What this task involves:
Express the listing as a JSON list of strings, one string per line with blank lines omitted, starting at its first line and ending at the line that contains "shield-icon bbox=[482, 171, 496, 187]".

--- Extracted records ---

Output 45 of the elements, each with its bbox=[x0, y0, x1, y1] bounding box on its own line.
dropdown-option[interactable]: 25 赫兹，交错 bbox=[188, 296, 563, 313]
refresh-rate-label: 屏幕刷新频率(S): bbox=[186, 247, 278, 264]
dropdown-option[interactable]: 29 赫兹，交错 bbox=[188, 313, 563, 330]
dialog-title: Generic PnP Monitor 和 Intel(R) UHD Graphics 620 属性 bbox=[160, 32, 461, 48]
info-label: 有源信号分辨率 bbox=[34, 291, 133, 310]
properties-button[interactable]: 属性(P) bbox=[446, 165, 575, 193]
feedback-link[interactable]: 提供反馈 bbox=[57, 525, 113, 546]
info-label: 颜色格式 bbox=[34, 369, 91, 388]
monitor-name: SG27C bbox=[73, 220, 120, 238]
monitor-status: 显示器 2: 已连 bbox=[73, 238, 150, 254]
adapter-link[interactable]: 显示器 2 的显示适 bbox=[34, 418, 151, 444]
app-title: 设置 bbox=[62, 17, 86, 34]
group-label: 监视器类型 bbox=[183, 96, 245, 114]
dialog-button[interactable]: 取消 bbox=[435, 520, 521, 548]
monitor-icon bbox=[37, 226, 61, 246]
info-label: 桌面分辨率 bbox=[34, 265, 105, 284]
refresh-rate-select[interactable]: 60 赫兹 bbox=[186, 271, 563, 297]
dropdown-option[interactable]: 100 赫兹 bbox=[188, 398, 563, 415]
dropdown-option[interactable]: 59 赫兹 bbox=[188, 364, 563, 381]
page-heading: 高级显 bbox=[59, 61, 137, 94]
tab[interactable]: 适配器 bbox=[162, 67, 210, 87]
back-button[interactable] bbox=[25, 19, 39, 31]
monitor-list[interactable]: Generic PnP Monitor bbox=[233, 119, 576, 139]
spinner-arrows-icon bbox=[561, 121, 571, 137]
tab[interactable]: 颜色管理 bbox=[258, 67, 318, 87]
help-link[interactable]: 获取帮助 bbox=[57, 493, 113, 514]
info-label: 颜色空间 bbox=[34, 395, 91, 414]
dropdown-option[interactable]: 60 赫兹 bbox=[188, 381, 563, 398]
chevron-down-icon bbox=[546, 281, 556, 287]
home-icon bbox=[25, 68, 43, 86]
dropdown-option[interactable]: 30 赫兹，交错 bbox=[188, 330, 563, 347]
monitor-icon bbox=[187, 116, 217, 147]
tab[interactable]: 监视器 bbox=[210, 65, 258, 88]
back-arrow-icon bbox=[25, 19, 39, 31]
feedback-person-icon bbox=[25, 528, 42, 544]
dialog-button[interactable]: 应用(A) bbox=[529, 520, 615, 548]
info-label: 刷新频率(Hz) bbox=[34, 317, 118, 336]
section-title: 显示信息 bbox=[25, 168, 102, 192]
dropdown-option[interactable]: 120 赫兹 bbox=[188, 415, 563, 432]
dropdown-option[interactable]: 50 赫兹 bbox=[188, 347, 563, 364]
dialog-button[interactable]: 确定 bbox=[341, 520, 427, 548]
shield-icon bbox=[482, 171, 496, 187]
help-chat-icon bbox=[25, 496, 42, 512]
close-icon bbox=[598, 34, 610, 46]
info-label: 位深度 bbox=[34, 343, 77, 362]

---

The result:
[
  "Output 45 of the elements, each with its bbox=[x0, y0, x1, y1] bounding box on its own line.",
  "dropdown-option[interactable]: 25 赫兹，交错 bbox=[188, 296, 563, 313]",
  "refresh-rate-label: 屏幕刷新频率(S): bbox=[186, 247, 278, 264]",
  "dropdown-option[interactable]: 29 赫兹，交错 bbox=[188, 313, 563, 330]",
  "dialog-title: Generic PnP Monitor 和 Intel(R) UHD Graphics 620 属性 bbox=[160, 32, 461, 48]",
  "info-label: 有源信号分辨率 bbox=[34, 291, 133, 310]",
  "properties-button[interactable]: 属性(P) bbox=[446, 165, 575, 193]",
  "feedback-link[interactable]: 提供反馈 bbox=[57, 525, 113, 546]",
  "info-label: 颜色格式 bbox=[34, 369, 91, 388]",
  "monitor-name: SG27C bbox=[73, 220, 120, 238]",
  "monitor-status: 显示器 2: 已连 bbox=[73, 238, 150, 254]",
  "adapter-link[interactable]: 显示器 2 的显示适 bbox=[34, 418, 151, 444]",
  "app-title: 设置 bbox=[62, 17, 86, 34]",
  "group-label: 监视器类型 bbox=[183, 96, 245, 114]",
  "dialog-button[interactable]: 取消 bbox=[435, 520, 521, 548]",
  "monitor-icon bbox=[37, 226, 61, 246]",
  "info-label: 桌面分辨率 bbox=[34, 265, 105, 284]",
  "refresh-rate-select[interactable]: 60 赫兹 bbox=[186, 271, 563, 297]",
  "dropdown-option[interactable]: 100 赫兹 bbox=[188, 398, 563, 415]",
  "dropdown-option[interactable]: 59 赫兹 bbox=[188, 364, 563, 381]",
  "page-heading: 高级显 bbox=[59, 61, 137, 94]",
  "tab[interactable]: 适配器 bbox=[162, 67, 210, 87]",
  "back-button[interactable] bbox=[25, 19, 39, 31]",
  "monitor-list[interactable]: Generic PnP Monitor bbox=[233, 119, 576, 139]",
  "spinner-arrows-icon bbox=[561, 121, 571, 137]",
  "tab[interactable]: 颜色管理 bbox=[258, 67, 318, 87]",
  "help-link[interactable]: 获取帮助 bbox=[57, 493, 113, 514]",
  "info-label: 颜色空间 bbox=[34, 395, 91, 414]",
  "dropdown-option[interactable]: 60 赫兹 bbox=[188, 381, 563, 398]",
  "chevron-down-icon bbox=[546, 281, 556, 287]",
  "home-icon bbox=[25, 68, 43, 86]",
  "dropdown-option[interactable]: 30 赫兹，交错 bbox=[188, 330, 563, 347]",
  "monitor-icon bbox=[187, 116, 217, 147]",
  "tab[interactable]: 监视器 bbox=[210, 65, 258, 88]",
  "back-arrow-icon bbox=[25, 19, 39, 31]",
  "feedback-person-icon bbox=[25, 528, 42, 544]",
  "dialog-button[interactable]: 应用(A) bbox=[529, 520, 615, 548]",
  "info-label: 刷新频率(Hz) bbox=[34, 317, 118, 336]",
  "section-title: 显示信息 bbox=[25, 168, 102, 192]",
  "dropdown-option[interactable]: 120 赫兹 bbox=[188, 415, 563, 432]",
  "dropdown-option[interactable]: 50 赫兹 bbox=[188, 347, 563, 364]",
  "dialog-button[interactable]: 确定 bbox=[341, 520, 427, 548]",
  "shield-icon bbox=[482, 171, 496, 187]"
]